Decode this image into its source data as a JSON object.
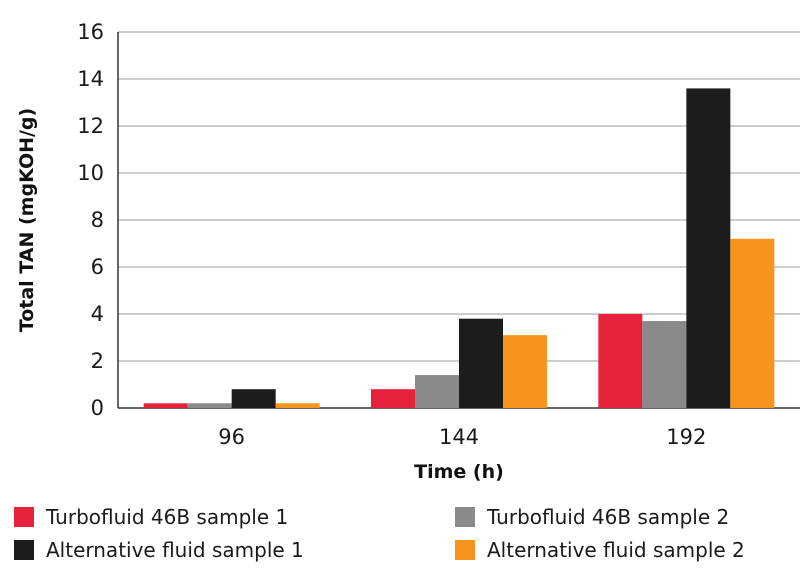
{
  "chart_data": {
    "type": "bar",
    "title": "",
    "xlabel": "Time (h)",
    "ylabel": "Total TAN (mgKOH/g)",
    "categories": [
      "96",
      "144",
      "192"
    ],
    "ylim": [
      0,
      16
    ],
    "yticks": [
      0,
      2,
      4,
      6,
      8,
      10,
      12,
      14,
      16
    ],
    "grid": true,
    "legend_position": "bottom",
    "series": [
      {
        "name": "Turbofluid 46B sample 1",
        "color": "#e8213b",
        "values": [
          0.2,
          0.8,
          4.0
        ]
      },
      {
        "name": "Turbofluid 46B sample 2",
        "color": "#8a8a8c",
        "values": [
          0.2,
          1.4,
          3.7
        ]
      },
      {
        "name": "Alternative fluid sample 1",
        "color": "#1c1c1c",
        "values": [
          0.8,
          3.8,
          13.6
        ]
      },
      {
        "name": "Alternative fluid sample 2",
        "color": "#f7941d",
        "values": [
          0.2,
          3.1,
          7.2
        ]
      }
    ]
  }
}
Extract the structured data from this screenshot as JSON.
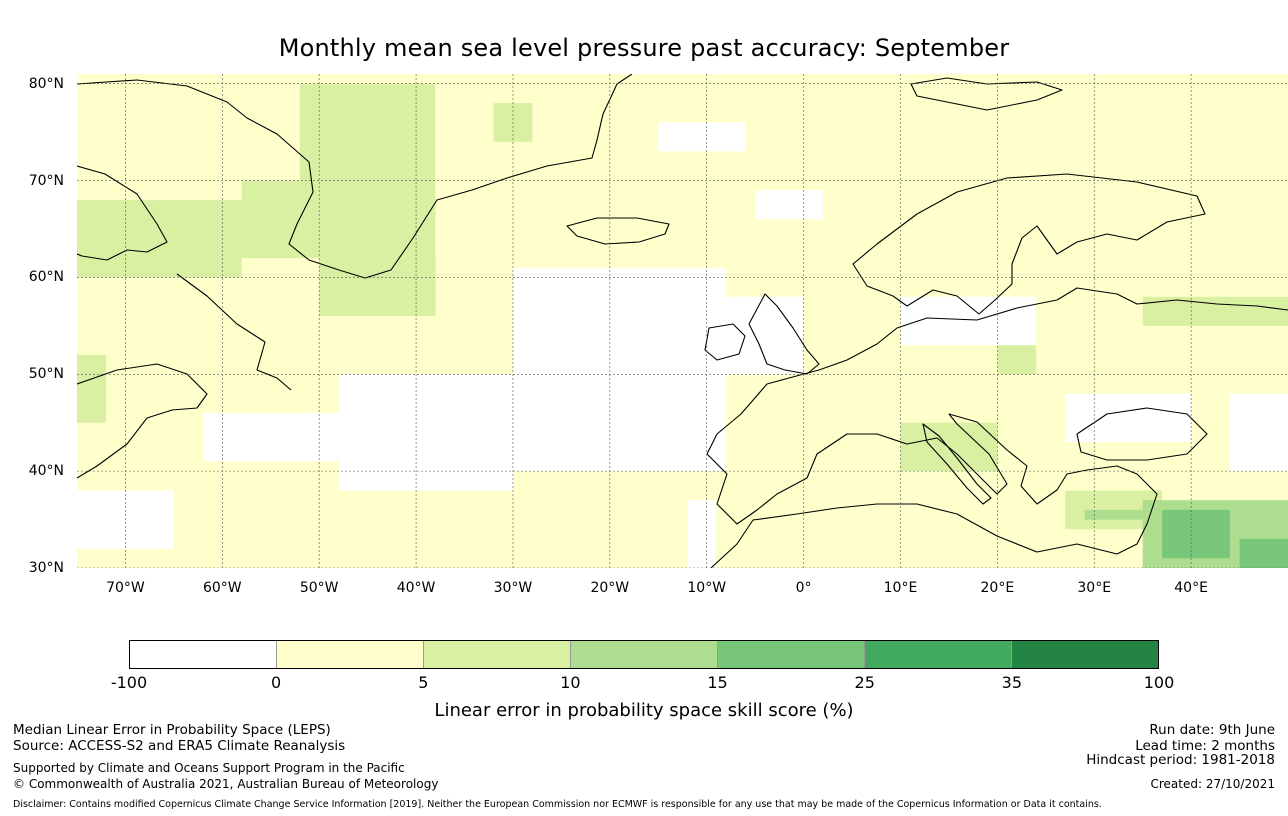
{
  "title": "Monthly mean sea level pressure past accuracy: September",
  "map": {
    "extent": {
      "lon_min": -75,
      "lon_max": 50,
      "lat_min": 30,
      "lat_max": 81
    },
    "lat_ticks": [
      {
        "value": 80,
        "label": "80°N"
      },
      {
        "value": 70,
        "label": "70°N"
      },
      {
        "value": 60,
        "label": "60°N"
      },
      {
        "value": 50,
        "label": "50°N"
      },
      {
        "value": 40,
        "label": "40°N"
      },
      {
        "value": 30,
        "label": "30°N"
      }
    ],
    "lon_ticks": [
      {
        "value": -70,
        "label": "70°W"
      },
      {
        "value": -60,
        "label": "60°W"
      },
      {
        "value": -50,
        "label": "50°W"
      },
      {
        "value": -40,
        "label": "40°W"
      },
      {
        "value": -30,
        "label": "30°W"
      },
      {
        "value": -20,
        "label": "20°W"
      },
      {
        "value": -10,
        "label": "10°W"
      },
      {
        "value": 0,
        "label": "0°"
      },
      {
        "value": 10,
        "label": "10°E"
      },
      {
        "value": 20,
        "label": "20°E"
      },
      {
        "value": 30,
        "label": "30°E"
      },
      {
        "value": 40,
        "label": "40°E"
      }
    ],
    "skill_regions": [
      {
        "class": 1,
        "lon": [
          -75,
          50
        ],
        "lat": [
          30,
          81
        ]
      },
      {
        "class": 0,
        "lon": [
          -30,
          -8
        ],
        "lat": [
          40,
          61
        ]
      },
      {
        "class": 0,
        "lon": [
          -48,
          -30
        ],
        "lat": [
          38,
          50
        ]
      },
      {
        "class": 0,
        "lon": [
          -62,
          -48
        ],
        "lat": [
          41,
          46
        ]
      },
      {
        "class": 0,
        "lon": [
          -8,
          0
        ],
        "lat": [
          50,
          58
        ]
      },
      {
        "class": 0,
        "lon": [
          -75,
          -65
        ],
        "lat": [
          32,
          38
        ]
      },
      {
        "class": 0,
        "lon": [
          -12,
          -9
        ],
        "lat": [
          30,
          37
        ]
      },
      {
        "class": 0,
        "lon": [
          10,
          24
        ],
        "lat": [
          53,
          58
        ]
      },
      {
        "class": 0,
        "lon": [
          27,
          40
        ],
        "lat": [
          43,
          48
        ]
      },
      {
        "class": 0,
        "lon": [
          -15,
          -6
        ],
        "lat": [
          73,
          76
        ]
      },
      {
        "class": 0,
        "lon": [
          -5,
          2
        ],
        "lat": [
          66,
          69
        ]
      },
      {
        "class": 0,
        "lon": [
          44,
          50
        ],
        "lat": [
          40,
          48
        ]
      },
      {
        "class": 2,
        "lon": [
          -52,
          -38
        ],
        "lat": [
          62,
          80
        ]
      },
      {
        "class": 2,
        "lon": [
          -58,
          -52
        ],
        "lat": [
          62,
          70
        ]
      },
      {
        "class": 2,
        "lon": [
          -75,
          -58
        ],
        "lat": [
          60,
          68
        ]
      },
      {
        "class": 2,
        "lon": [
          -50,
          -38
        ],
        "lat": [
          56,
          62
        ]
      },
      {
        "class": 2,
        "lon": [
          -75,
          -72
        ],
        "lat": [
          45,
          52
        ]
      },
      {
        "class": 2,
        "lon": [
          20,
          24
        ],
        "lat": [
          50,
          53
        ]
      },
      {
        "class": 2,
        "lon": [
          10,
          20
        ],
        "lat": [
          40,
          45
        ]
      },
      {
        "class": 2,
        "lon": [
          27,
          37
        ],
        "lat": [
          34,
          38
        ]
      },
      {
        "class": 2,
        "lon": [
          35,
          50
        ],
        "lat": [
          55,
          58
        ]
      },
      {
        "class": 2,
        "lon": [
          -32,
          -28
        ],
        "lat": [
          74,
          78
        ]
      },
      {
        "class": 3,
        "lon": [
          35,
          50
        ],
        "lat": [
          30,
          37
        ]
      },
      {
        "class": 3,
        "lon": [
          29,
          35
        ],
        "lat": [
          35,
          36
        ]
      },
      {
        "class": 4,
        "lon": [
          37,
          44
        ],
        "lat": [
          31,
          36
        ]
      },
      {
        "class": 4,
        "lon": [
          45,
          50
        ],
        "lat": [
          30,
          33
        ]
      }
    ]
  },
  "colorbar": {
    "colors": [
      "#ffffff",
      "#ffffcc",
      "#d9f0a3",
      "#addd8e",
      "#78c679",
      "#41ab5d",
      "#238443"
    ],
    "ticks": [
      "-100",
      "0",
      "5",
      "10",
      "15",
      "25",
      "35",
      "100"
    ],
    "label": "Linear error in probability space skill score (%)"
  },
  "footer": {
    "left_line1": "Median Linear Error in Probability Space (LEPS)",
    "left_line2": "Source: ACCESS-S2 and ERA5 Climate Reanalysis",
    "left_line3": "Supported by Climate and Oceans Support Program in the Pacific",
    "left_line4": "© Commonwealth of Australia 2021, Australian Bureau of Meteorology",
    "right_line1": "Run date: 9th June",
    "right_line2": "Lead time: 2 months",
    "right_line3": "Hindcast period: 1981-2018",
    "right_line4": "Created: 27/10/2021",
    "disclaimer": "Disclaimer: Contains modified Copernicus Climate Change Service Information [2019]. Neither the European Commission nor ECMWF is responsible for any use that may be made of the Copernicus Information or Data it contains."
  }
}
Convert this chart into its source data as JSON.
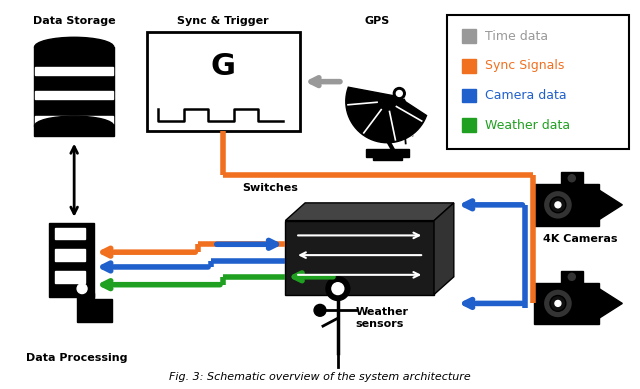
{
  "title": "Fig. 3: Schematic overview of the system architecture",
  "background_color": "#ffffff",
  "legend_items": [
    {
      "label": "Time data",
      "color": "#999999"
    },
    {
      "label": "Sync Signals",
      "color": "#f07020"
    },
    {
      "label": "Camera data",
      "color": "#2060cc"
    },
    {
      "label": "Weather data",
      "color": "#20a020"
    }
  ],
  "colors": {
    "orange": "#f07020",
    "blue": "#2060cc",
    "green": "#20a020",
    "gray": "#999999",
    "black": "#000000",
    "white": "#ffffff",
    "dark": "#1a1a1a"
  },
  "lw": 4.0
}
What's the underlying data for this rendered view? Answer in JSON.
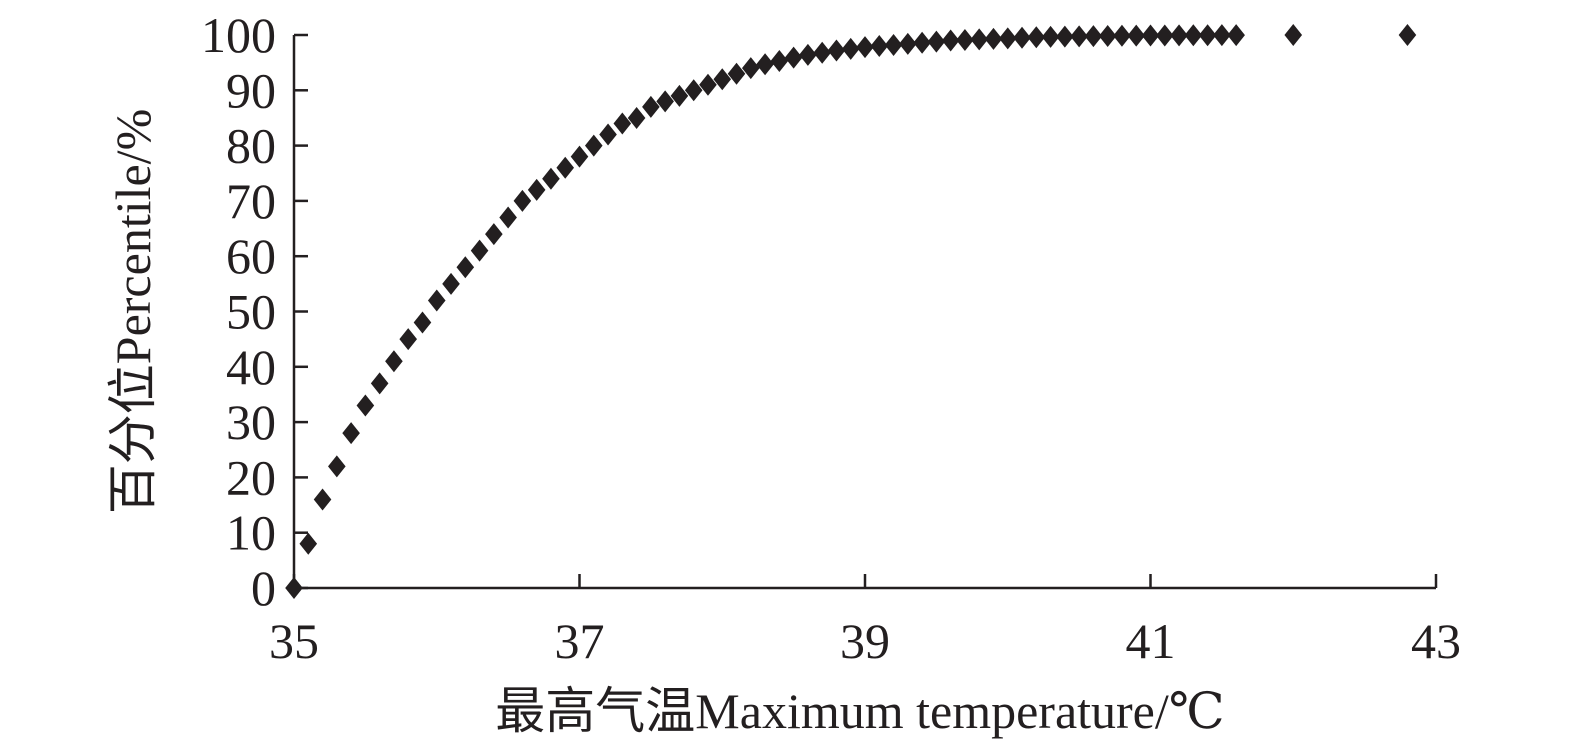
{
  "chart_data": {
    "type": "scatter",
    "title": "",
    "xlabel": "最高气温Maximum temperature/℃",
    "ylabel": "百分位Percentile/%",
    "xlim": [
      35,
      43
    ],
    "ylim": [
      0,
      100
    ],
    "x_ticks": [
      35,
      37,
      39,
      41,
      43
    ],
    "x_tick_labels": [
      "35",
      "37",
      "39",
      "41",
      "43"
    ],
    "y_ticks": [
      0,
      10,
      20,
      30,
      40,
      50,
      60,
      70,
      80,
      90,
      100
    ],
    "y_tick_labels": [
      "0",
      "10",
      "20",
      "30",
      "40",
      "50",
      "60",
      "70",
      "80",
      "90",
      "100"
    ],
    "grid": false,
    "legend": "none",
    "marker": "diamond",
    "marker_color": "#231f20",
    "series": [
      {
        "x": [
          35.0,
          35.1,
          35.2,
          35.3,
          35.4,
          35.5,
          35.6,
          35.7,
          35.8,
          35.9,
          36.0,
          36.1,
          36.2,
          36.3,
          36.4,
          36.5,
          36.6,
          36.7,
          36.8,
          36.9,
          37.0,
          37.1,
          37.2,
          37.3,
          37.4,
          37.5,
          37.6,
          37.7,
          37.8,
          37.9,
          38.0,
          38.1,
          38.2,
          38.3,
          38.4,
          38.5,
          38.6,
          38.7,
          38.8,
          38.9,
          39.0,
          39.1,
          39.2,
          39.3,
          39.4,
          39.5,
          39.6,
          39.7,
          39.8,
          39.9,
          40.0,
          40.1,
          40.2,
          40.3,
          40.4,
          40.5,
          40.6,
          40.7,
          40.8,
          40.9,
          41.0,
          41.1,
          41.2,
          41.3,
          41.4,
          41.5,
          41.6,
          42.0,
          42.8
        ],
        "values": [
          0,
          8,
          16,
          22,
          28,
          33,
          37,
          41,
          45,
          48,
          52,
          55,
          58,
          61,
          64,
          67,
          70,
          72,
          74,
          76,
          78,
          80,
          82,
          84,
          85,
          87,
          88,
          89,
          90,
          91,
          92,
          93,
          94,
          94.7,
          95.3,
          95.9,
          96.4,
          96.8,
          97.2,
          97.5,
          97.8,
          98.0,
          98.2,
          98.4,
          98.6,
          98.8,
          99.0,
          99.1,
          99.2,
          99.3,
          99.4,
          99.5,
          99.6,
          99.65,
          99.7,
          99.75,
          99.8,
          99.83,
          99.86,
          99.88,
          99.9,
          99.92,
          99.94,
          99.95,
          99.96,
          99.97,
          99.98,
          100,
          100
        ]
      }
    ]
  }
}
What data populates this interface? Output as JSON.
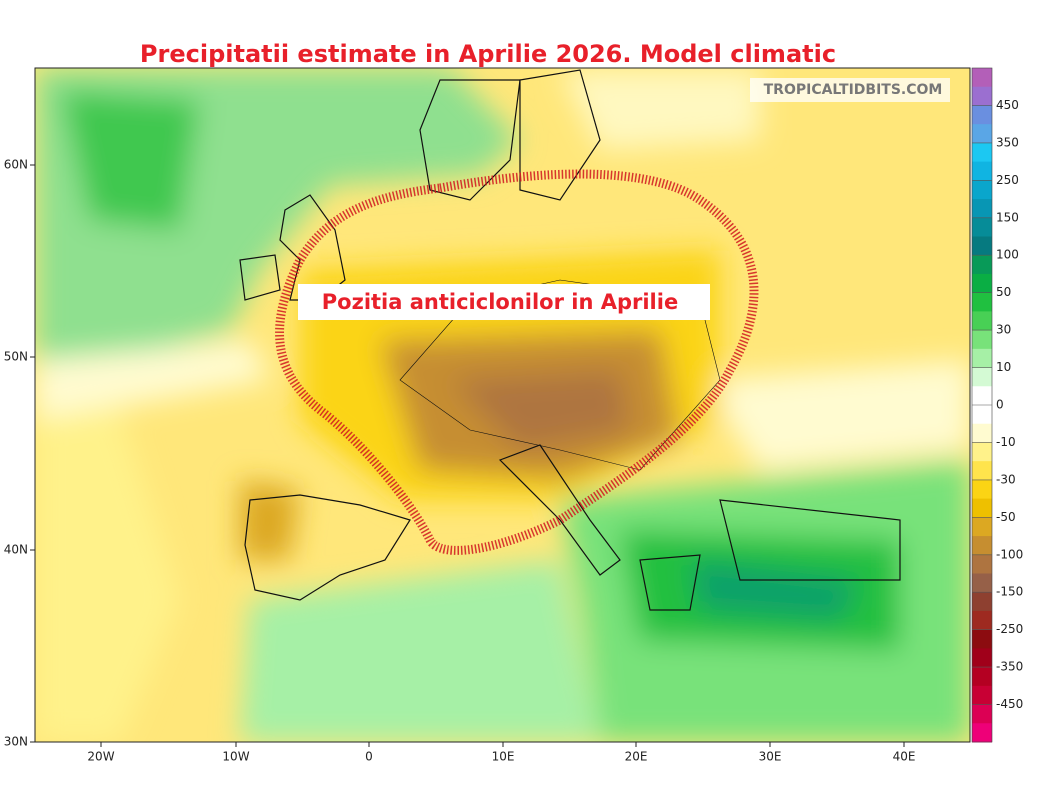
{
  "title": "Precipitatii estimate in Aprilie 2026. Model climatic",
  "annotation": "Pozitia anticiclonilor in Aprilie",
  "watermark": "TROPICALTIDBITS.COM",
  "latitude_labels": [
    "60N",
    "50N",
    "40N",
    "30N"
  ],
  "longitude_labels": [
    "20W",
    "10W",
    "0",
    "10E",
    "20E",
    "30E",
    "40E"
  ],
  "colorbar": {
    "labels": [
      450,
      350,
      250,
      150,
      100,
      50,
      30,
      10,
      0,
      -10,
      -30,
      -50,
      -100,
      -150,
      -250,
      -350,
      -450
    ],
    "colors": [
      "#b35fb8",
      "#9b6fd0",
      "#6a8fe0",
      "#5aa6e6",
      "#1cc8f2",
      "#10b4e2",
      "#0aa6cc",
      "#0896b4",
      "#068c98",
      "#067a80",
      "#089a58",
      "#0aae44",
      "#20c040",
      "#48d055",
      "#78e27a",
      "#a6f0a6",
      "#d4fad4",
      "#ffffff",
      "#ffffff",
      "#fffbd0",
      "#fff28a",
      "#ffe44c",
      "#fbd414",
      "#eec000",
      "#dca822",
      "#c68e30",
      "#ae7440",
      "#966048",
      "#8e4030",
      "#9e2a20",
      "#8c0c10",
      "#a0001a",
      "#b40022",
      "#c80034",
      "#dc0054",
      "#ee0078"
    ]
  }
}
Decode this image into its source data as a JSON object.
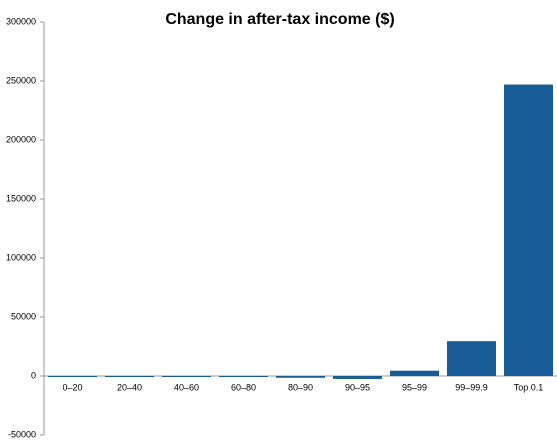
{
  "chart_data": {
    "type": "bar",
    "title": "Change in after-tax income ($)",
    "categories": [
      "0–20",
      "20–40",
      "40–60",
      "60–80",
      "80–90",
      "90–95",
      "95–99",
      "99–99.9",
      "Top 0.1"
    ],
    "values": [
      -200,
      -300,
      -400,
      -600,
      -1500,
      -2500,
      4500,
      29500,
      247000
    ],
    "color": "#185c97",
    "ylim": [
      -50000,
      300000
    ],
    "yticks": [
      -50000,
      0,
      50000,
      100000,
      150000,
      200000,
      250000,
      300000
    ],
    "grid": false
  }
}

|---|

* [WHAT TO PRODUCE]: Using the entries above, return each line in which the word "Linear" occurs.

* [OUTPUT FOR THIS EXERCISE]:
    "label": "Linear error in probability space skill score (%)"
    "left_line1": "Median Linear Error in Probability Space (LEPS)",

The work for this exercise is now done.